Stored dataset items
^^^^^^^^

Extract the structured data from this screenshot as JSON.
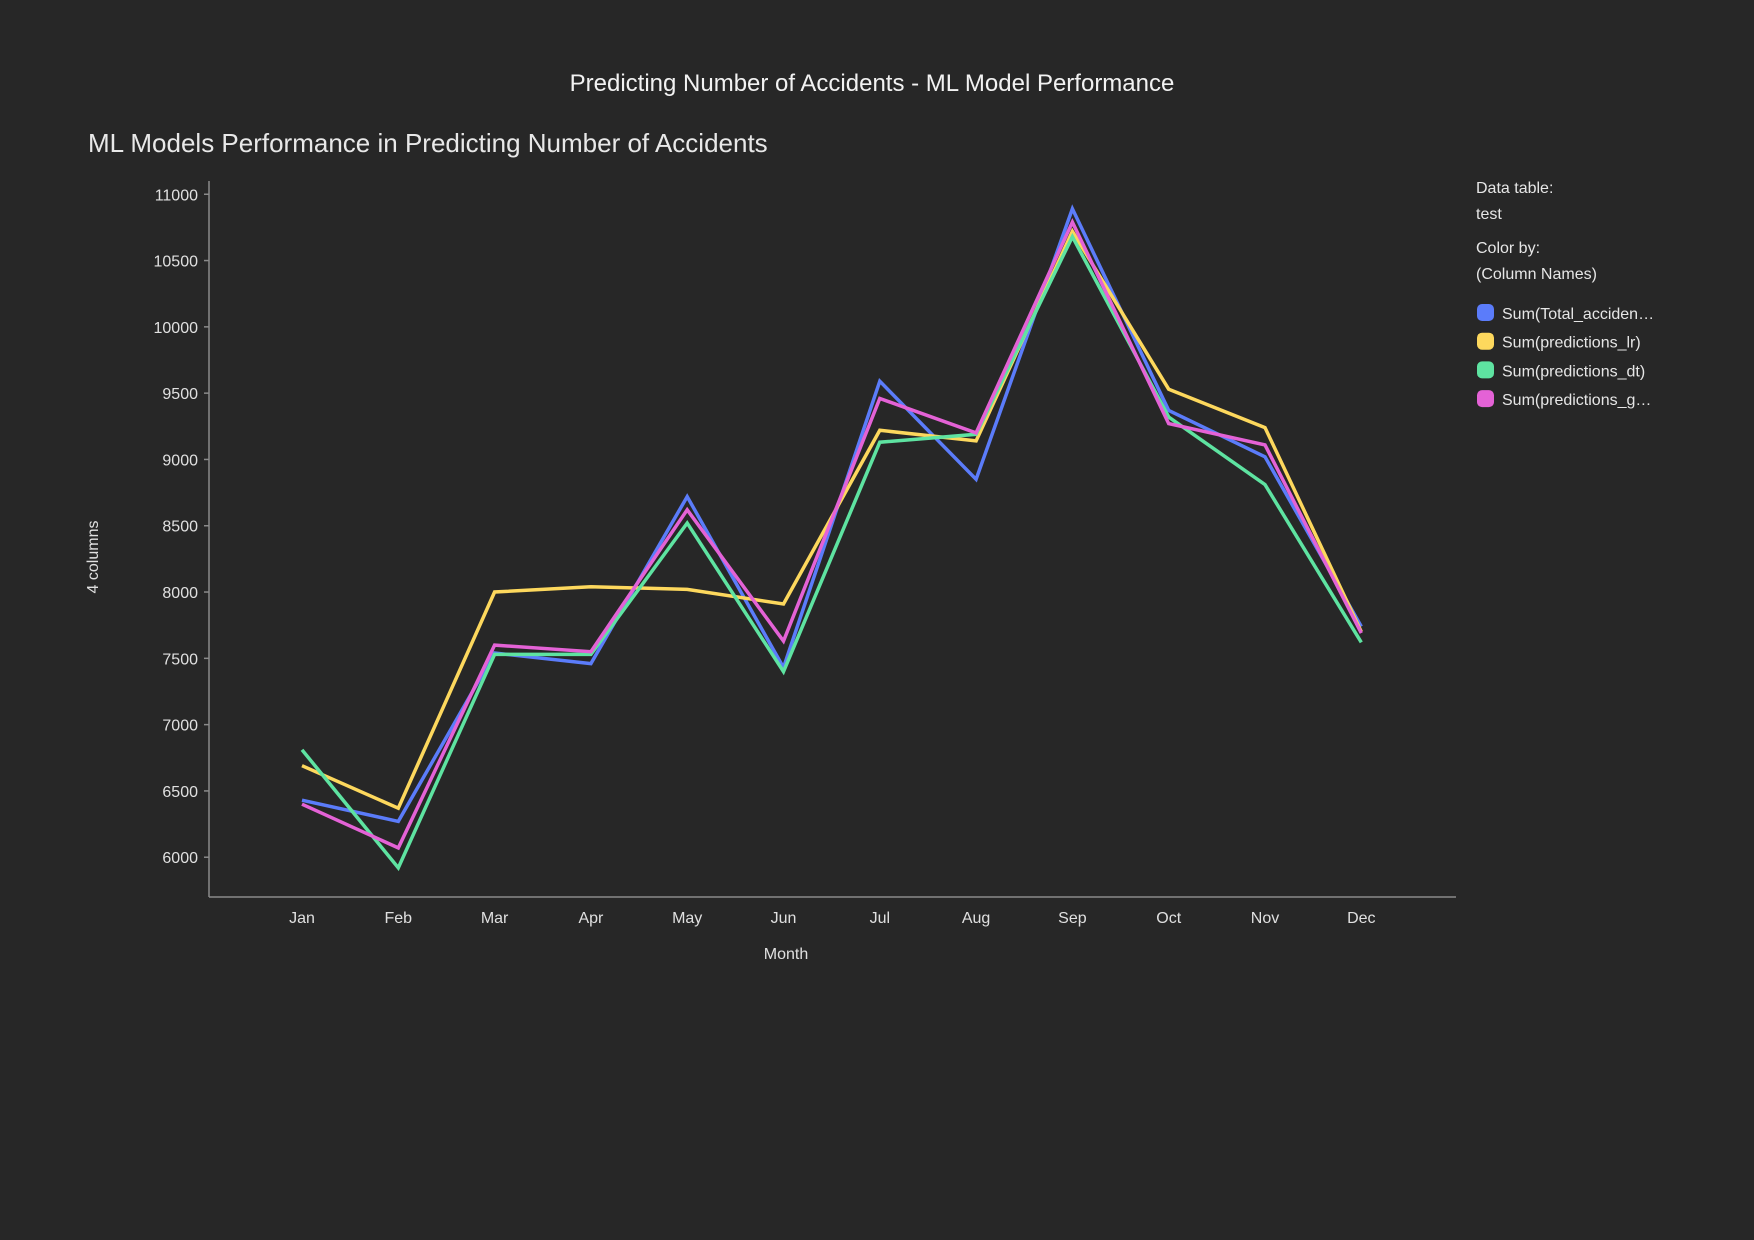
{
  "page_title": "Predicting Number of Accidents - ML Model Performance",
  "legend_panel": {
    "data_table_label": "Data table:",
    "data_table_value": "test",
    "color_by_label": "Color by:",
    "color_by_value": "(Column Names)"
  },
  "chart_data": {
    "type": "line",
    "title": "ML Models Performance in Predicting Number of Accidents",
    "xlabel": "Month",
    "ylabel": "4 columns",
    "categories": [
      "Jan",
      "Feb",
      "Mar",
      "Apr",
      "May",
      "Jun",
      "Jul",
      "Aug",
      "Sep",
      "Oct",
      "Nov",
      "Dec"
    ],
    "ylim": [
      5700,
      11100
    ],
    "yticks": [
      6000,
      6500,
      7000,
      7500,
      8000,
      8500,
      9000,
      9500,
      10000,
      10500,
      11000
    ],
    "grid": false,
    "legend_position": "right",
    "series": [
      {
        "name": "Sum(Total_acciden…",
        "color": "#5b7cfa",
        "values": [
          6430,
          6270,
          7540,
          7460,
          8720,
          7430,
          9590,
          8850,
          10890,
          9370,
          9020,
          7740
        ]
      },
      {
        "name": "Sum(predictions_lr)",
        "color": "#fdd85d",
        "values": [
          6690,
          6370,
          8000,
          8040,
          8020,
          7910,
          9220,
          9140,
          10720,
          9530,
          9240,
          7700
        ]
      },
      {
        "name": "Sum(predictions_dt)",
        "color": "#5ee3a1",
        "values": [
          6810,
          5920,
          7530,
          7530,
          8520,
          7400,
          9130,
          9190,
          10680,
          9320,
          8810,
          7620
        ]
      },
      {
        "name": "Sum(predictions_g…",
        "color": "#e462d6",
        "values": [
          6400,
          6070,
          7600,
          7550,
          8620,
          7630,
          9460,
          9200,
          10790,
          9270,
          9110,
          7690
        ]
      }
    ]
  }
}
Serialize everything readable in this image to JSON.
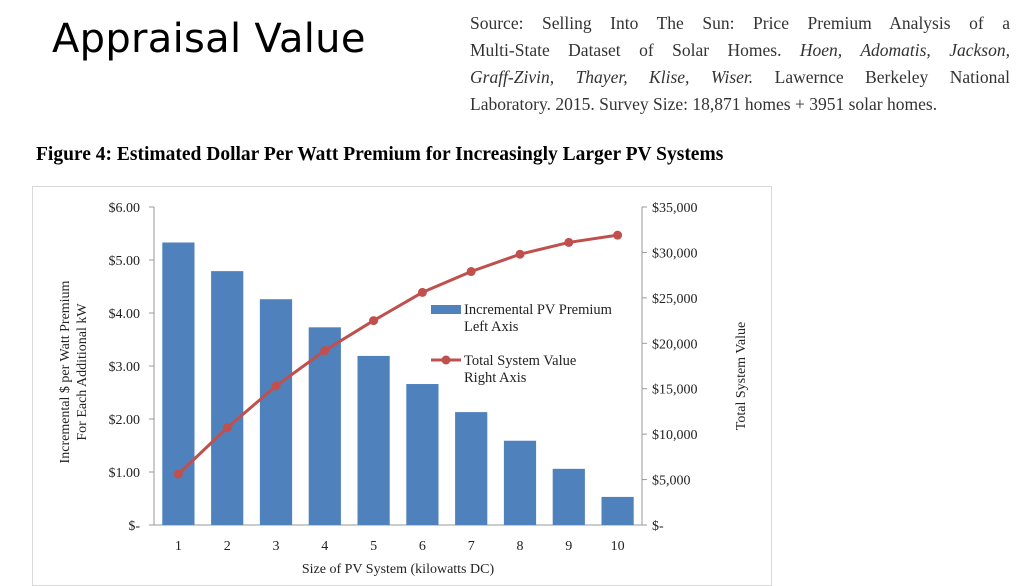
{
  "slide": {
    "title": "Appraisal Value",
    "source_lines": [
      "Source: Selling Into The Sun: Price Premium Analysis of a",
      "Multi-State Dataset of Solar Homes.",
      "Hoen, Adomatis, Jackson,",
      "Graff-Zivin, Thayer, Klise, Wiser.",
      "Lawernce Berkeley National",
      "Laboratory. 2015. Survey Size: 18,871 homes + 3951 solar homes."
    ],
    "figure_title": "Figure 4: Estimated Dollar Per Watt Premium for Increasingly Larger PV Systems"
  },
  "chart_data": {
    "type": "bar+line",
    "title": "",
    "xlabel": "Size of PV System (kilowatts DC)",
    "ylabel_left_line1": "Incremental $ per Watt Premium",
    "ylabel_left_line2": "For Each Additional kW",
    "ylabel_right": "Total System Value",
    "categories": [
      "1",
      "2",
      "3",
      "4",
      "5",
      "6",
      "7",
      "8",
      "9",
      "10"
    ],
    "left_axis": {
      "ylim": [
        0,
        6
      ],
      "ticks": [
        0,
        1,
        2,
        3,
        4,
        5,
        6
      ],
      "tick_labels": [
        "$-",
        "$1.00",
        "$2.00",
        "$3.00",
        "$4.00",
        "$5.00",
        "$6.00"
      ]
    },
    "right_axis": {
      "ylim": [
        0,
        35000
      ],
      "ticks": [
        0,
        5000,
        10000,
        15000,
        20000,
        25000,
        30000,
        35000
      ],
      "tick_labels": [
        "$-",
        "$5,000",
        "$10,000",
        "$15,000",
        "$20,000",
        "$25,000",
        "$30,000",
        "$35,000"
      ]
    },
    "series": [
      {
        "name": "Incremental PV Premium",
        "legend_sub": "Left Axis",
        "type": "bar",
        "axis": "left",
        "color": "#4f81bd",
        "values": [
          5.33,
          4.79,
          4.26,
          3.73,
          3.19,
          2.66,
          2.13,
          1.59,
          1.06,
          0.53
        ]
      },
      {
        "name": "Total System Value",
        "legend_sub": "Right Axis",
        "type": "line",
        "axis": "right",
        "color": "#c0504d",
        "values": [
          5600,
          10700,
          15300,
          19200,
          22500,
          25600,
          27900,
          29800,
          31100,
          31900
        ]
      }
    ],
    "legend_position": "center-right",
    "grid": false
  }
}
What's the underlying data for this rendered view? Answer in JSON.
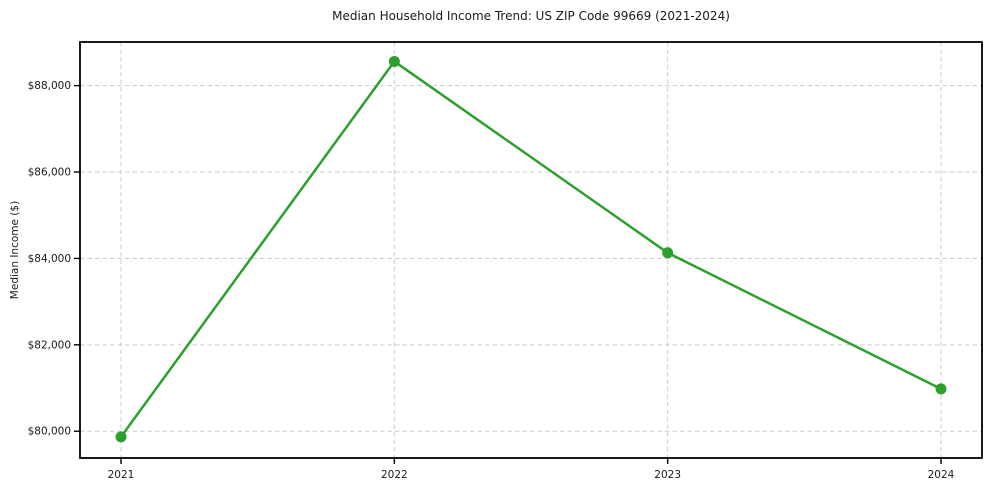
{
  "chart_data": {
    "type": "line",
    "title": "Median Household Income Trend: US ZIP Code 99669 (2021-2024)",
    "xlabel": "",
    "ylabel": "Median Income ($)",
    "x": [
      2021,
      2022,
      2023,
      2024
    ],
    "series": [
      {
        "values": [
          79870,
          88560,
          84130,
          80980
        ],
        "color": "#2ca02c",
        "marker": "circle"
      }
    ],
    "xlim": [
      2020.85,
      2024.15
    ],
    "ylim": [
      79380,
      89010
    ],
    "x_ticks": {
      "values": [
        2021,
        2022,
        2023,
        2024
      ],
      "labels": [
        "2021",
        "2022",
        "2023",
        "2024"
      ]
    },
    "y_ticks": {
      "values": [
        80000,
        82000,
        84000,
        86000,
        88000
      ],
      "labels": [
        "$80,000",
        "$82,000",
        "$84,000",
        "$86,000",
        "$88,000"
      ]
    },
    "grid": true,
    "grid_style": "dashed",
    "grid_color": "#cccccc",
    "spine_color": "#000000",
    "text_color": "#1a1a1a",
    "legend": "none",
    "background": "#ffffff"
  }
}
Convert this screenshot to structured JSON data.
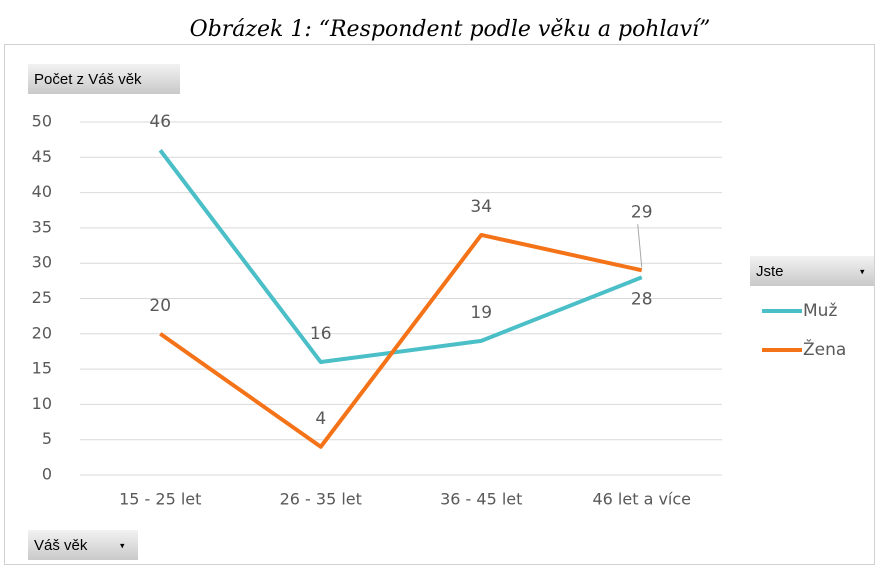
{
  "chart_data": {
    "type": "line",
    "title": "Obrázek 1: “Respondent podle věku a pohlaví”",
    "value_field": "Počet z Váš věk",
    "legend_field": "Jste",
    "axis_field": "Váš věk",
    "categories": [
      "15 - 25 let",
      "26 - 35 let",
      "36 - 45 let",
      "46 let a více"
    ],
    "series": [
      {
        "name": "Muž",
        "color": "#4bbfc7",
        "values": [
          46,
          16,
          19,
          28
        ]
      },
      {
        "name": "Žena",
        "color": "#f47318",
        "values": [
          20,
          4,
          34,
          29
        ]
      }
    ],
    "ylim": [
      0,
      50
    ],
    "yticks": [
      0,
      5,
      10,
      15,
      20,
      25,
      30,
      35,
      40,
      45,
      50
    ],
    "grid": true,
    "legend": "right"
  }
}
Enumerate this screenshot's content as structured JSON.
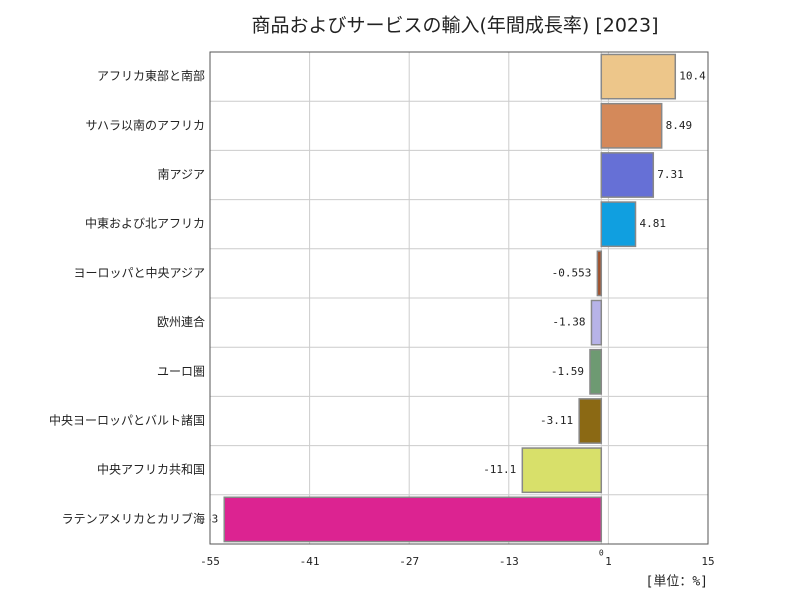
{
  "chart_data": {
    "type": "bar",
    "orientation": "horizontal",
    "title": "商品およびサービスの輸入(年間成長率) [2023]",
    "unit_label": "[単位：%]",
    "categories": [
      "アフリカ東部と南部",
      "サハラ以南のアフリカ",
      "南アジア",
      "中東および北アフリカ",
      "ヨーロッパと中央アジア",
      "欧州連合",
      "ユーロ圏",
      "中央ヨーロッパとバルト諸国",
      "中央アフリカ共和国",
      "ラテンアメリカとカリブ海"
    ],
    "values": [
      10.4,
      8.49,
      7.31,
      4.81,
      -0.553,
      -1.38,
      -1.59,
      -3.11,
      -11.1,
      -53
    ],
    "colors": [
      "#edc68a",
      "#d4895a",
      "#6670d6",
      "#109fe0",
      "#a0522d",
      "#b7b3e8",
      "#6e9a72",
      "#8b6914",
      "#d8e06a",
      "#dc2391"
    ],
    "xlim": [
      -55,
      15
    ],
    "xticks": [
      -55,
      -41,
      -27,
      -13,
      0,
      1,
      15
    ],
    "grid": true
  }
}
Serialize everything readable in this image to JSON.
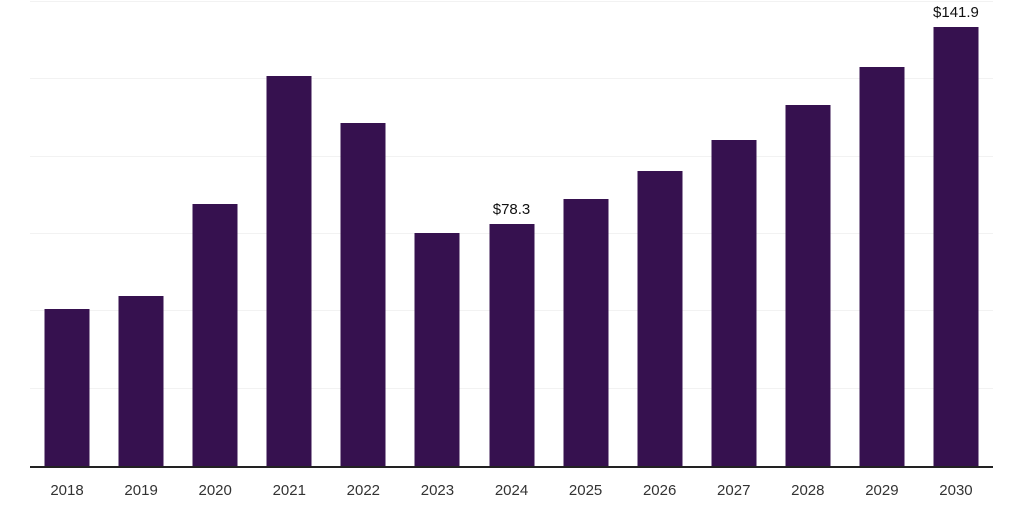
{
  "chart_data": {
    "type": "bar",
    "title": "",
    "xlabel": "",
    "ylabel": "",
    "categories": [
      "2018",
      "2019",
      "2020",
      "2021",
      "2022",
      "2023",
      "2024",
      "2025",
      "2026",
      "2027",
      "2028",
      "2029",
      "2030"
    ],
    "values": [
      50.7,
      55.0,
      84.8,
      126.1,
      110.9,
      75.4,
      78.3,
      86.4,
      95.5,
      105.5,
      116.6,
      129.1,
      141.9
    ],
    "data_labels": {
      "2024": "$78.3",
      "2030": "$141.9"
    },
    "ylim": [
      0,
      150
    ],
    "gridline_step": 25,
    "grid": true,
    "legend": false,
    "colors": {
      "bar": "#36114f",
      "gridline": "#f2f2f2",
      "axis_line": "#222222",
      "tick_label": "#333333",
      "data_label": "#111111",
      "background": "#ffffff"
    }
  }
}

^^^^^^^^

→ REQUIRED WORK:
Check each line of the records above for "Accidents", and copy those that have it.

→ THE OUTPUT:
  "page_title": "Predicting Number of Accidents - ML Model Performance",
    "title": "ML Models Performance in Predicting Number of Accidents",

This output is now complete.